§ EXERCISE INSTRUCTIONS
The records below must be transcribed exactly. Do not include the pictures.
[START OF DATASET RECORDS]
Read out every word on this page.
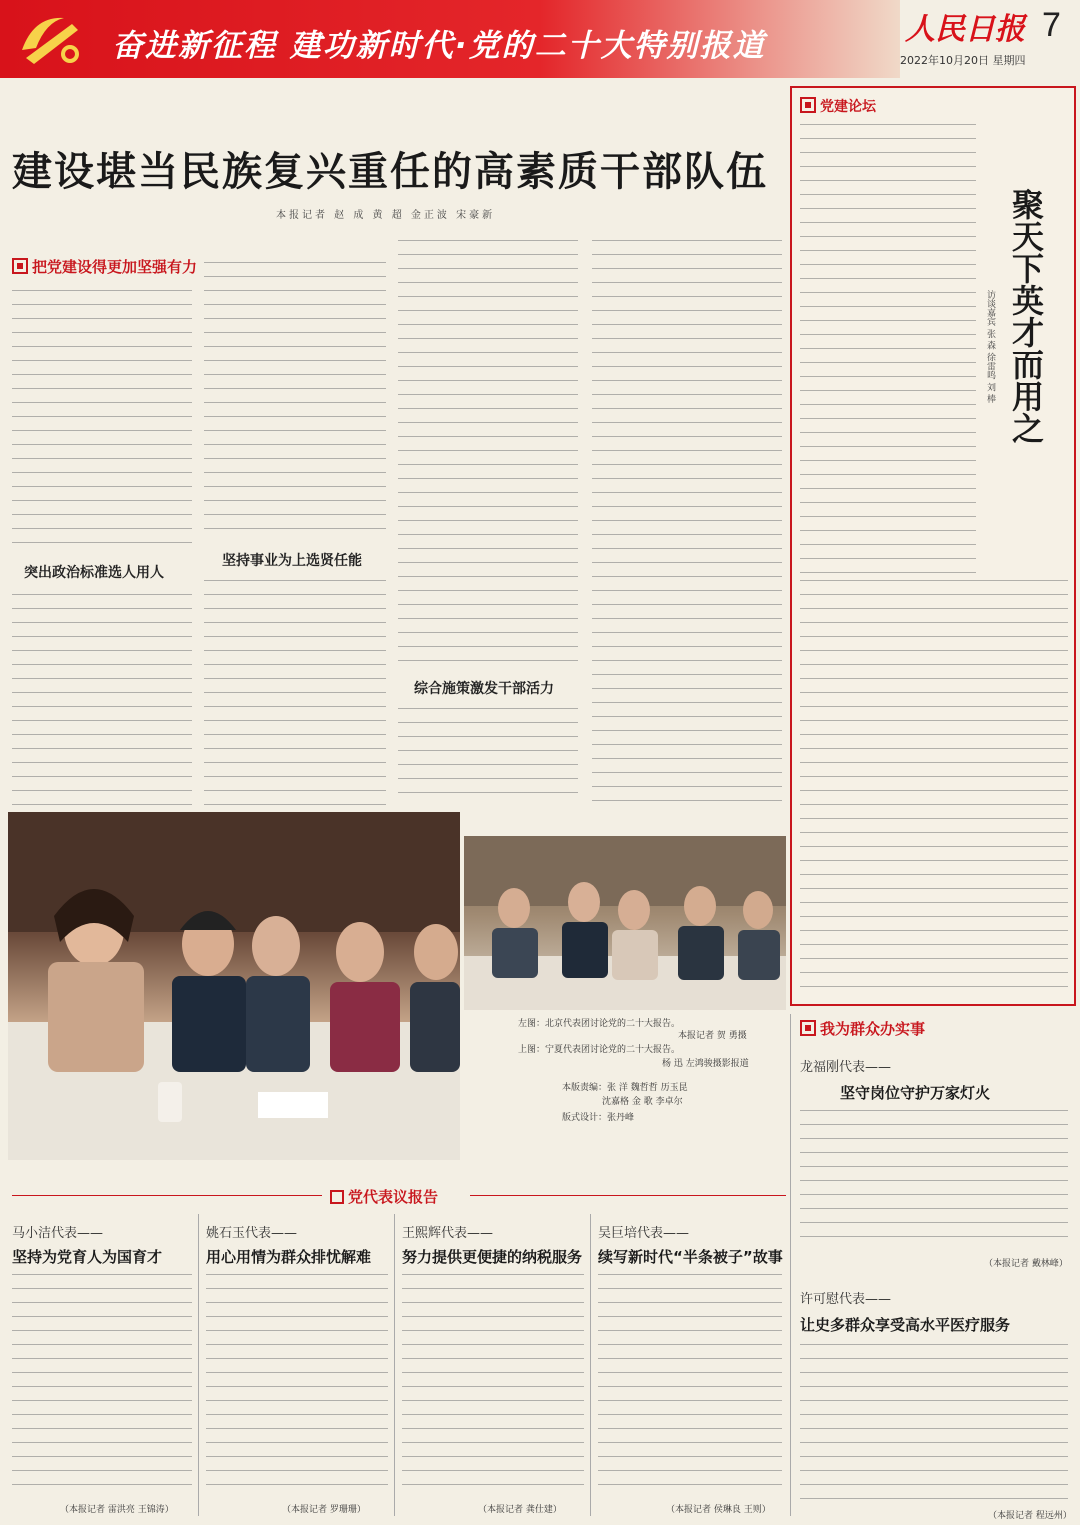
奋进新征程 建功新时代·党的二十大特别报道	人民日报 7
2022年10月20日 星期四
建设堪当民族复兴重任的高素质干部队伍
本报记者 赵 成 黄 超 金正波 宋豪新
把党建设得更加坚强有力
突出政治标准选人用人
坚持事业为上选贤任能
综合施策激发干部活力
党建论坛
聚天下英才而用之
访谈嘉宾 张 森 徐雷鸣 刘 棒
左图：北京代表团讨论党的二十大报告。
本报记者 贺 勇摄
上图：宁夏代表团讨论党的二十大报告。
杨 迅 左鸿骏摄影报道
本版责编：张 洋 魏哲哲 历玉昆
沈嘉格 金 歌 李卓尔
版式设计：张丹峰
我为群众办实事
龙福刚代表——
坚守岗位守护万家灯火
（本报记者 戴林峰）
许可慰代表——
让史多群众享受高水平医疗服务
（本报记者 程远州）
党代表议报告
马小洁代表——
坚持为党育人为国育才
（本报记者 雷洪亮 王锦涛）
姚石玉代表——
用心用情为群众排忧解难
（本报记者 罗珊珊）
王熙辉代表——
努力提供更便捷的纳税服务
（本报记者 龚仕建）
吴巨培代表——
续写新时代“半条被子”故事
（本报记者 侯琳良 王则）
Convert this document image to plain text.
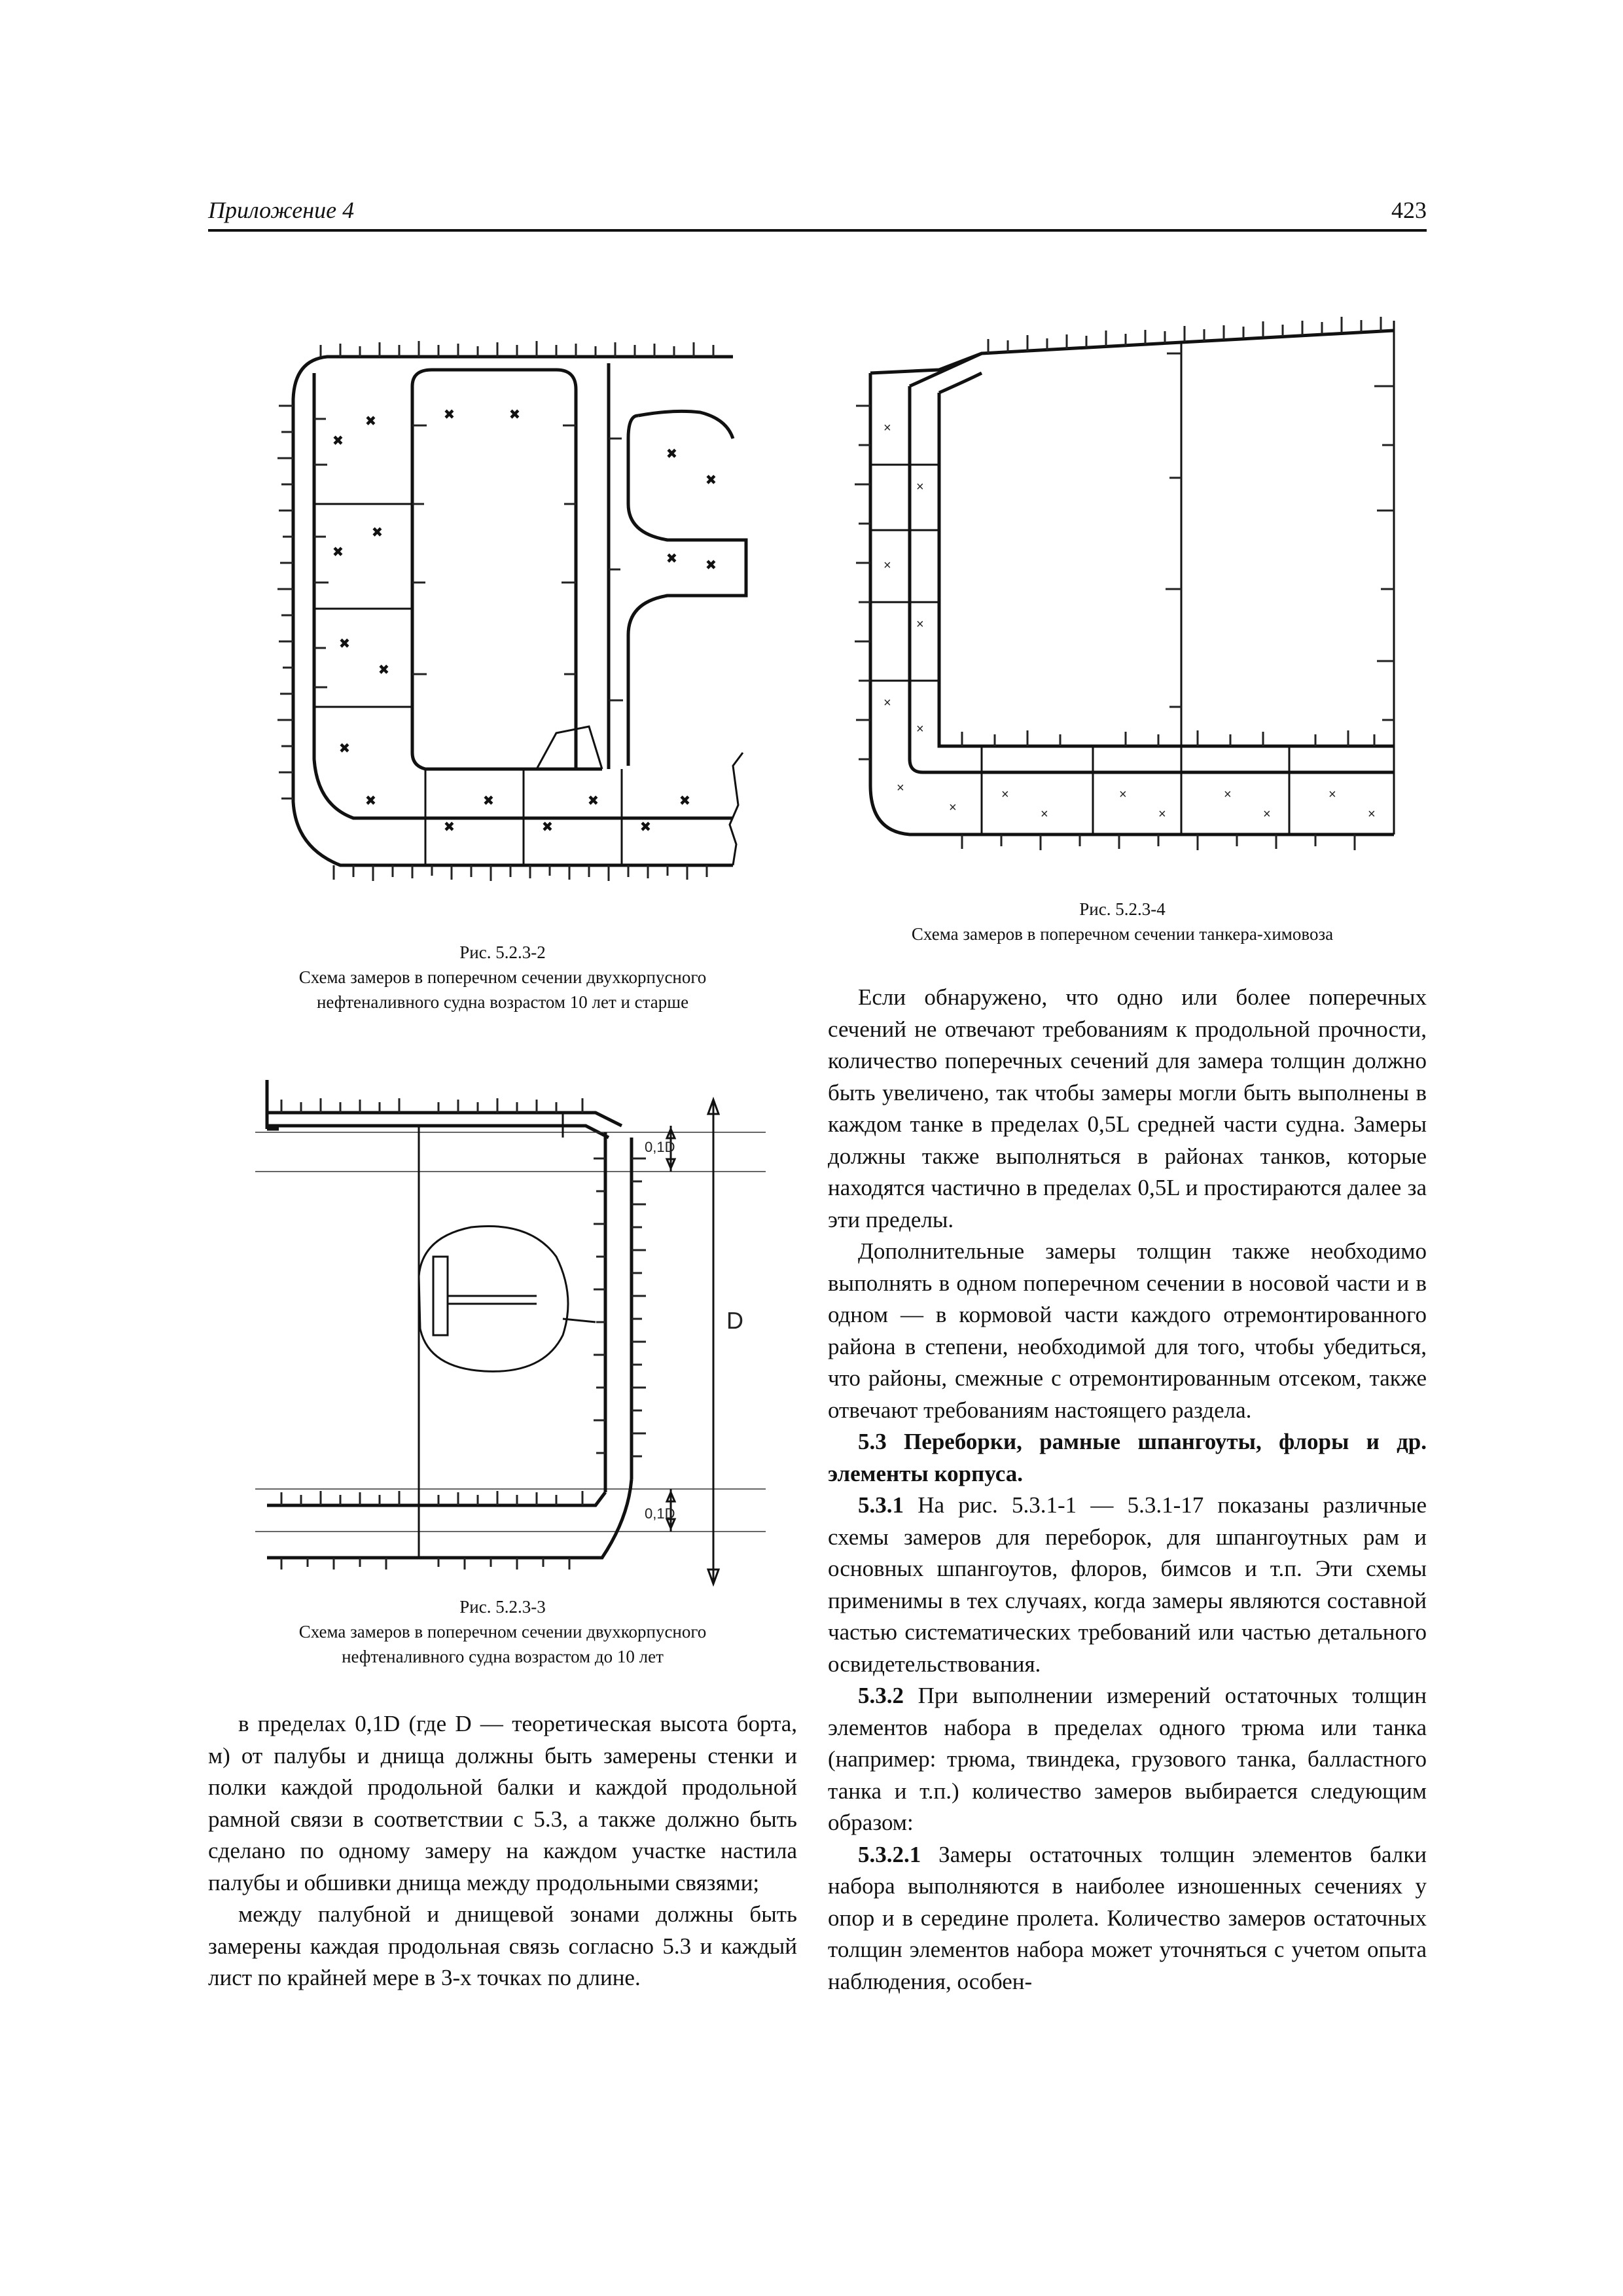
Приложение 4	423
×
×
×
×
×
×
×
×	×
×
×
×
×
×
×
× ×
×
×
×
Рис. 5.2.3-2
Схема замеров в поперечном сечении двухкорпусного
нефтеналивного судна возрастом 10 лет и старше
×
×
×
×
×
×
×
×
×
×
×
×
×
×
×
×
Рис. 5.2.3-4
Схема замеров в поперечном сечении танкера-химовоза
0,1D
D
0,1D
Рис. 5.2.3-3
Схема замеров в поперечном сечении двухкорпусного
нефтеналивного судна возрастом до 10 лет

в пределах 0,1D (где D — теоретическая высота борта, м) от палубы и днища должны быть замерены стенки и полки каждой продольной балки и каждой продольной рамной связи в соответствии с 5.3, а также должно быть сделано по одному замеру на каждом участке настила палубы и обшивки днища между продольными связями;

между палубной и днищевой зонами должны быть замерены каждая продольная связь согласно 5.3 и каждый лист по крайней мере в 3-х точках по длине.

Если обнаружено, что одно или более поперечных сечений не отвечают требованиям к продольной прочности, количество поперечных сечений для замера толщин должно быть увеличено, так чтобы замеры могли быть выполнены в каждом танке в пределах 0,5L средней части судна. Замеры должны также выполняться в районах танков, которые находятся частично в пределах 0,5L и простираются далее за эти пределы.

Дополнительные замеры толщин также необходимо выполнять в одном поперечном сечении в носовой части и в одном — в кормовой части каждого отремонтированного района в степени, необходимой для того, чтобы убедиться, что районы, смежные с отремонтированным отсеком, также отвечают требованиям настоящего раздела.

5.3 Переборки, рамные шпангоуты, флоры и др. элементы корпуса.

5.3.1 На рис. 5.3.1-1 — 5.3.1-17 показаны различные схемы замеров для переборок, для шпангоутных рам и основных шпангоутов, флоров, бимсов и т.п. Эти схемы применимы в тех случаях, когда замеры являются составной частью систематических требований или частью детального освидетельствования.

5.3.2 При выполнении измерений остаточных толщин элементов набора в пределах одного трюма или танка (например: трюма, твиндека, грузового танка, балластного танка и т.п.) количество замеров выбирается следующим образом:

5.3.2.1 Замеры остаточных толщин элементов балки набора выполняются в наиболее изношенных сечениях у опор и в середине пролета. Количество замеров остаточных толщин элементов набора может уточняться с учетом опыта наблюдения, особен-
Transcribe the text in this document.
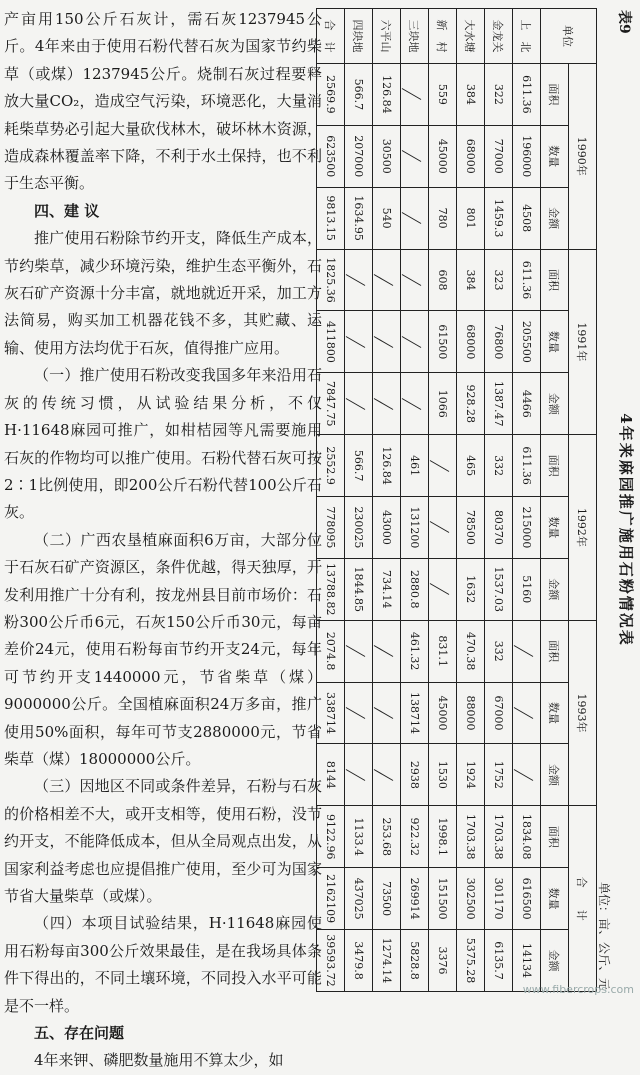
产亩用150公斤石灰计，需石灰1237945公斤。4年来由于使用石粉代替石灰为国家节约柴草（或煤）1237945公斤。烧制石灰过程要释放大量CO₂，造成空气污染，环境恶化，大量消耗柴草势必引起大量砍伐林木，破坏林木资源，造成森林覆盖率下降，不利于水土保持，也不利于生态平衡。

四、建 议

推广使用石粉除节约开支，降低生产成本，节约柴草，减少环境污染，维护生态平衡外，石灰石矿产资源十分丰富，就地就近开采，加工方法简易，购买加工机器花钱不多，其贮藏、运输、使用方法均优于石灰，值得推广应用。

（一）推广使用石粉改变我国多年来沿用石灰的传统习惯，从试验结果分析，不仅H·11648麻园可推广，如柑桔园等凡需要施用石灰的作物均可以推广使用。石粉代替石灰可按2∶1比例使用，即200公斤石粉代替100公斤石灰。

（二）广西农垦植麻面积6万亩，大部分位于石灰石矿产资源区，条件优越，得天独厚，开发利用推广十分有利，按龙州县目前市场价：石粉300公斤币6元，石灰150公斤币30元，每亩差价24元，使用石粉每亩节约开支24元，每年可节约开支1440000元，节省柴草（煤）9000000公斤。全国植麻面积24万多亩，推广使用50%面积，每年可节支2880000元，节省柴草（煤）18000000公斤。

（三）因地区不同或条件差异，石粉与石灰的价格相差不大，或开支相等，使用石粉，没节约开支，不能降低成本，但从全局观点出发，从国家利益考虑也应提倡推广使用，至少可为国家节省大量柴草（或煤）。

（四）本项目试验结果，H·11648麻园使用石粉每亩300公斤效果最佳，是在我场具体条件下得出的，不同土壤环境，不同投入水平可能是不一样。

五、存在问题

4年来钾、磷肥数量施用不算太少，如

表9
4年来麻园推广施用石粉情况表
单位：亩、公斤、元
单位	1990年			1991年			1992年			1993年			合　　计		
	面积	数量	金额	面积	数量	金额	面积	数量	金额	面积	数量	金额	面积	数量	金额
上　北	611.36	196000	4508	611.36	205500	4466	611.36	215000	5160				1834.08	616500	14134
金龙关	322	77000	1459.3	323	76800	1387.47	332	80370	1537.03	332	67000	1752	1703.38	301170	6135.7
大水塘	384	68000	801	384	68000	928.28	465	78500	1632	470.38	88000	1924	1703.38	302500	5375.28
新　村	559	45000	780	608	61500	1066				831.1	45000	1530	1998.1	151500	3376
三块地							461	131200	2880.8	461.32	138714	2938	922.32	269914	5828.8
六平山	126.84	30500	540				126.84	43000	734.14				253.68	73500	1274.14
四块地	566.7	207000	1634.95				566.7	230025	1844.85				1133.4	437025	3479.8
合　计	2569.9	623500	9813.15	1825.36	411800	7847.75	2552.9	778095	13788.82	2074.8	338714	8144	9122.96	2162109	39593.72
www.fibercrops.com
[END OF DATASET RECORDS]
§ THE REPLY
Read out every word on this page.
奋进新征程 建功新时代·党的二十大特别报道	人民日报 7
2022年10月20日 星期四
建设堪当民族复兴重任的高素质干部队伍
本报记者 赵 成 黄 超 金正波 宋豪新
把党建设得更加坚强有力
突出政治标准选人用人
坚持事业为上选贤任能
综合施策激发干部活力
党建论坛
聚天下英才而用之
访谈嘉宾 张 森 徐雷鸣 刘 棒
左图：北京代表团讨论党的二十大报告。
本报记者 贺 勇摄
上图：宁夏代表团讨论党的二十大报告。
杨 迅 左鸿骏摄影报道
本版责编：张 洋 魏哲哲 历玉昆
沈嘉格 金 歌 李卓尔
版式设计：张丹峰
我为群众办实事
龙福刚代表——
坚守岗位守护万家灯火
（本报记者 戴林峰）
许可慰代表——
让史多群众享受高水平医疗服务
（本报记者 程远州）
党代表议报告
马小洁代表——
坚持为党育人为国育才
（本报记者 雷洪亮 王锦涛）
姚石玉代表——
用心用情为群众排忧解难
（本报记者 罗珊珊）
王熙辉代表——
努力提供更便捷的纳税服务
（本报记者 龚仕建）
吴巨培代表——
续写新时代“半条被子”故事
（本报记者 侯琳良 王则）
Convert this document image to plain text.
Приложение 4	423
×
×
×
×
×
×
×
×	×
×
×
×
×
×
×
× ×
×
×
×
Рис. 5.2.3-2
Схема замеров в поперечном сечении двухкорпусного
нефтеналивного судна возрастом 10 лет и старше
×
×
×
×
×
×
×
×
×
×
×
×
×
×
×
×
Рис. 5.2.3-4
Схема замеров в поперечном сечении танкера-химовоза
0,1D
D
0,1D
Рис. 5.2.3-3
Схема замеров в поперечном сечении двухкорпусного
нефтеналивного судна возрастом до 10 лет

в пределах 0,1D (где D — теоретическая высота борта, м) от палубы и днища должны быть замерены стенки и полки каждой продольной балки и каждой продольной рамной связи в соответствии с 5.3, а также должно быть сделано по одному замеру на каждом участке настила палубы и обшивки днища между продольными связями;

между палубной и днищевой зонами должны быть замерены каждая продольная связь согласно 5.3 и каждый лист по крайней мере в 3-х точках по длине.

Если обнаружено, что одно или более поперечных сечений не отвечают требованиям к продольной прочности, количество поперечных сечений для замера толщин должно быть увеличено, так чтобы замеры могли быть выполнены в каждом танке в пределах 0,5L средней части судна. Замеры должны также выполняться в районах танков, которые находятся частично в пределах 0,5L и простираются далее за эти пределы.

Дополнительные замеры толщин также необходимо выполнять в одном поперечном сечении в носовой части и в одном — в кормовой части каждого отремонтированного района в степени, необходимой для того, чтобы убедиться, что районы, смежные с отремонтированным отсеком, также отвечают требованиям настоящего раздела.

5.3 Переборки, рамные шпангоуты, флоры и др. элементы корпуса.

5.3.1 На рис. 5.3.1-1 — 5.3.1-17 показаны различные схемы замеров для переборок, для шпангоутных рам и основных шпангоутов, флоров, бимсов и т.п. Эти схемы применимы в тех случаях, когда замеры являются составной частью систематических требований или частью детального освидетельствования.

5.3.2 При выполнении измерений остаточных толщин элементов набора в пределах одного трюма или танка (например: трюма, твиндека, грузового танка, балластного танка и т.п.) количество замеров выбирается следующим образом:

5.3.2.1 Замеры остаточных толщин элементов балки набора выполняются в наиболее изношенных сечениях у опор и в середине пролета. Количество замеров остаточных толщин элементов набора может уточняться с учетом опыта наблюдения, особен-
Transcribe the text in this document.
产亩用150公斤石灰计，需石灰1237945公斤。4年来由于使用石粉代替石灰为国家节约柴草（或煤）1237945公斤。烧制石灰过程要释放大量CO₂，造成空气污染，环境恶化，大量消耗柴草势必引起大量砍伐林木，破坏林木资源，造成森林覆盖率下降，不利于水土保持，也不利于生态平衡。

四、建 议

推广使用石粉除节约开支，降低生产成本，节约柴草，减少环境污染，维护生态平衡外，石灰石矿产资源十分丰富，就地就近开采，加工方法简易，购买加工机器花钱不多，其贮藏、运输、使用方法均优于石灰，值得推广应用。

（一）推广使用石粉改变我国多年来沿用石灰的传统习惯，从试验结果分析，不仅H·11648麻园可推广，如柑桔园等凡需要施用石灰的作物均可以推广使用。石粉代替石灰可按2∶1比例使用，即200公斤石粉代替100公斤石灰。

（二）广西农垦植麻面积6万亩，大部分位于石灰石矿产资源区，条件优越，得天独厚，开发利用推广十分有利，按龙州县目前市场价：石粉300公斤币6元，石灰150公斤币30元，每亩差价24元，使用石粉每亩节约开支24元，每年可节约开支1440000元，节省柴草（煤）9000000公斤。全国植麻面积24万多亩，推广使用50%面积，每年可节支2880000元，节省柴草（煤）18000000公斤。

（三）因地区不同或条件差异，石粉与石灰的价格相差不大，或开支相等，使用石粉，没节约开支，不能降低成本，但从全局观点出发，从国家利益考虑也应提倡推广使用，至少可为国家节省大量柴草（或煤）。

（四）本项目试验结果，H·11648麻园使用石粉每亩300公斤效果最佳，是在我场具体条件下得出的，不同土壤环境，不同投入水平可能是不一样。

五、存在问题

4年来钾、磷肥数量施用不算太少，如

表9
4年来麻园推广施用石粉情况表
单位：亩、公斤、元
单位	1990年			1991年			1992年			1993年			合　　计		
	面积	数量	金额	面积	数量	金额	面积	数量	金额	面积	数量	金额	面积	数量	金额
上　北	611.36	196000	4508	611.36	205500	4466	611.36	215000	5160				1834.08	616500	14134
金龙关	322	77000	1459.3	323	76800	1387.47	332	80370	1537.03	332	67000	1752	1703.38	301170	6135.7
大水塘	384	68000	801	384	68000	928.28	465	78500	1632	470.38	88000	1924	1703.38	302500	5375.28
新　村	559	45000	780	608	61500	1066				831.1	45000	1530	1998.1	151500	3376
三块地							461	131200	2880.8	461.32	138714	2938	922.32	269914	5828.8
六平山	126.84	30500	540				126.84	43000	734.14				253.68	73500	1274.14
四块地	566.7	207000	1634.95				566.7	230025	1844.85				1133.4	437025	3479.8
合　计	2569.9	623500	9813.15	1825.36	411800	7847.75	2552.9	778095	13788.82	2074.8	338714	8144	9122.96	2162109	39593.72
www.fibercrops.com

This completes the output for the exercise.